▶ **Given exercise**: Omit all pictures, then retype the data exactly as given.

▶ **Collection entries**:

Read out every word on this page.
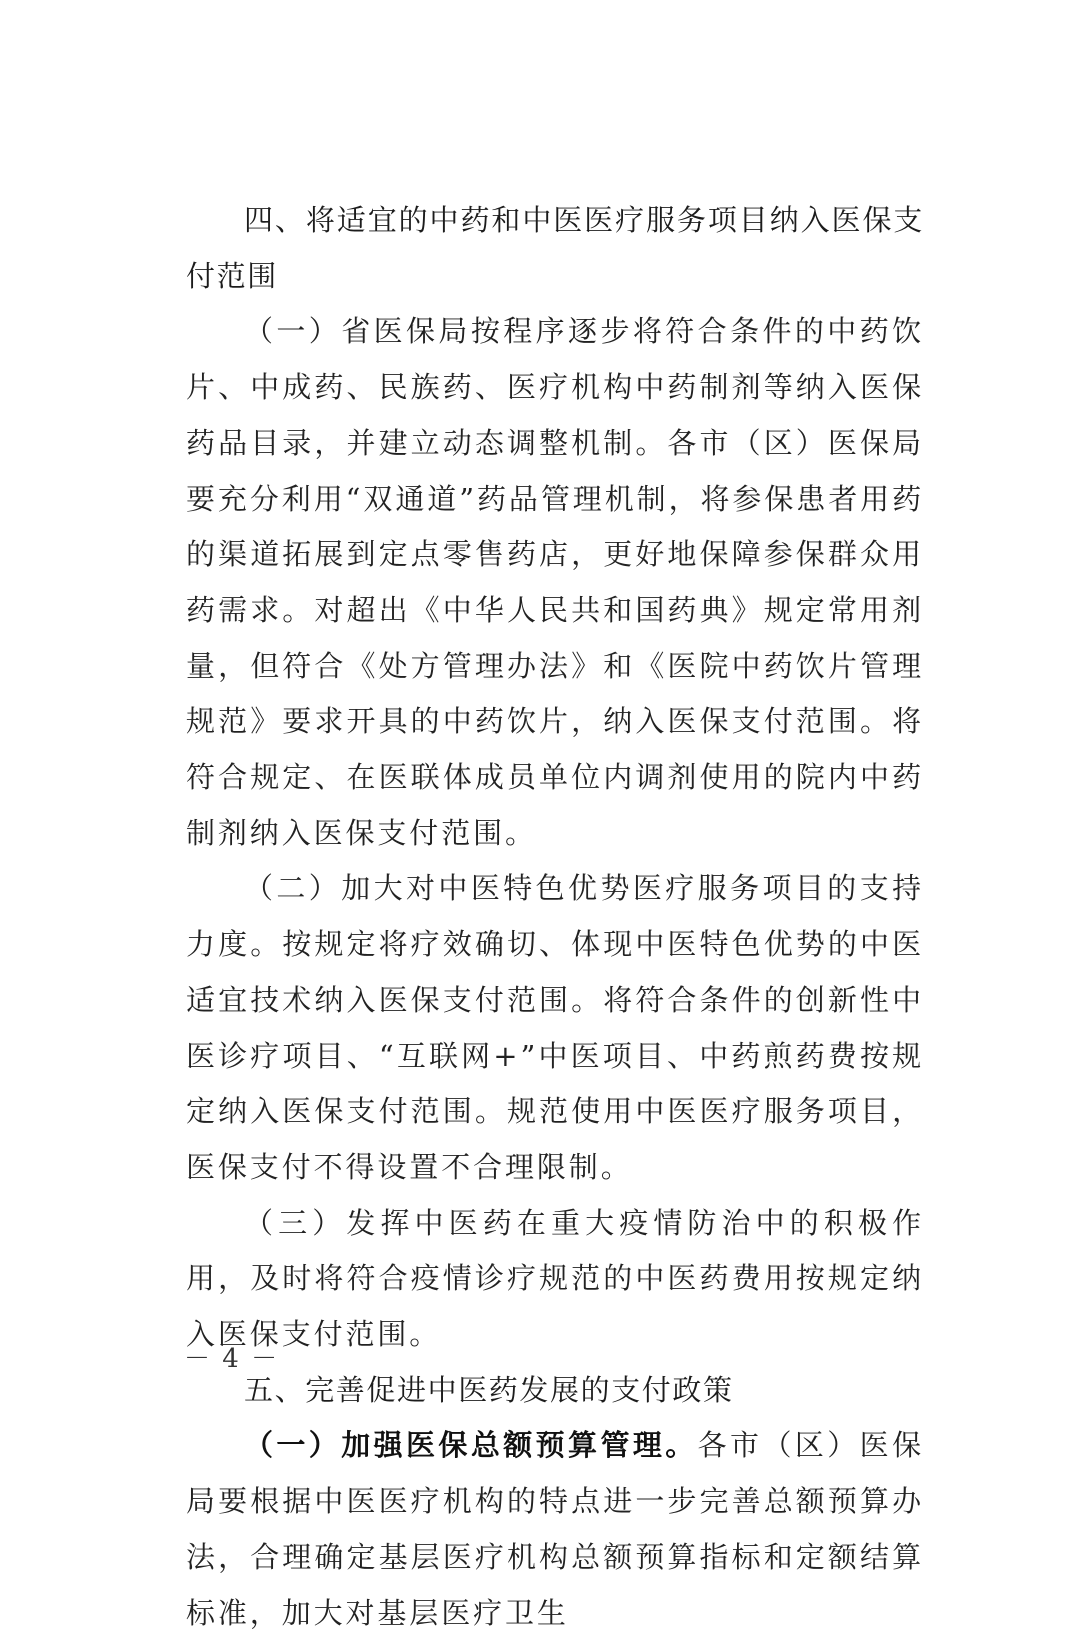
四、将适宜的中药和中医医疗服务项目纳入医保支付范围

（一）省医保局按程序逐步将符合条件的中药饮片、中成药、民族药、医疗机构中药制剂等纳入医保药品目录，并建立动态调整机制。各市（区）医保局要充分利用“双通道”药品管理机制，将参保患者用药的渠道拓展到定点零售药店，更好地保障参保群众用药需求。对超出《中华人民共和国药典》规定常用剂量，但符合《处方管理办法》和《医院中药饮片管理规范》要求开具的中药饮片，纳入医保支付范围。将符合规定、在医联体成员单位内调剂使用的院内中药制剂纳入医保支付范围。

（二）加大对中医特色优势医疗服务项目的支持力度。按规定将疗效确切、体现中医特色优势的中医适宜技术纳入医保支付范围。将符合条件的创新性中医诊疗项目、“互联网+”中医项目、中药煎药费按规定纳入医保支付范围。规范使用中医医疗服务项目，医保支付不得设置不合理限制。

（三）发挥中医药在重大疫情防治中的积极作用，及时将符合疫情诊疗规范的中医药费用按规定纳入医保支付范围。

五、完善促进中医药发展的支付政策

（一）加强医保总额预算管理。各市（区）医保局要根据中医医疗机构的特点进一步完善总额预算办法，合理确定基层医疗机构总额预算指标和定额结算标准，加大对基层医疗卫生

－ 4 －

▶ **Full output**:
Read out every word on this page.
四、将适宜的中药和中医医疗服务项目纳入医保支付范围

（一）省医保局按程序逐步将符合条件的中药饮片、中成药、民族药、医疗机构中药制剂等纳入医保药品目录，并建立动态调整机制。各市（区）医保局要充分利用“双通道”药品管理机制，将参保患者用药的渠道拓展到定点零售药店，更好地保障参保群众用药需求。对超出《中华人民共和国药典》规定常用剂量，但符合《处方管理办法》和《医院中药饮片管理规范》要求开具的中药饮片，纳入医保支付范围。将符合规定、在医联体成员单位内调剂使用的院内中药制剂纳入医保支付范围。

（二）加大对中医特色优势医疗服务项目的支持力度。按规定将疗效确切、体现中医特色优势的中医适宜技术纳入医保支付范围。将符合条件的创新性中医诊疗项目、“互联网+”中医项目、中药煎药费按规定纳入医保支付范围。规范使用中医医疗服务项目，医保支付不得设置不合理限制。

（三）发挥中医药在重大疫情防治中的积极作用，及时将符合疫情诊疗规范的中医药费用按规定纳入医保支付范围。

五、完善促进中医药发展的支付政策

（一）加强医保总额预算管理。各市（区）医保局要根据中医医疗机构的特点进一步完善总额预算办法，合理确定基层医疗机构总额预算指标和定额结算标准，加大对基层医疗卫生

－ 4 －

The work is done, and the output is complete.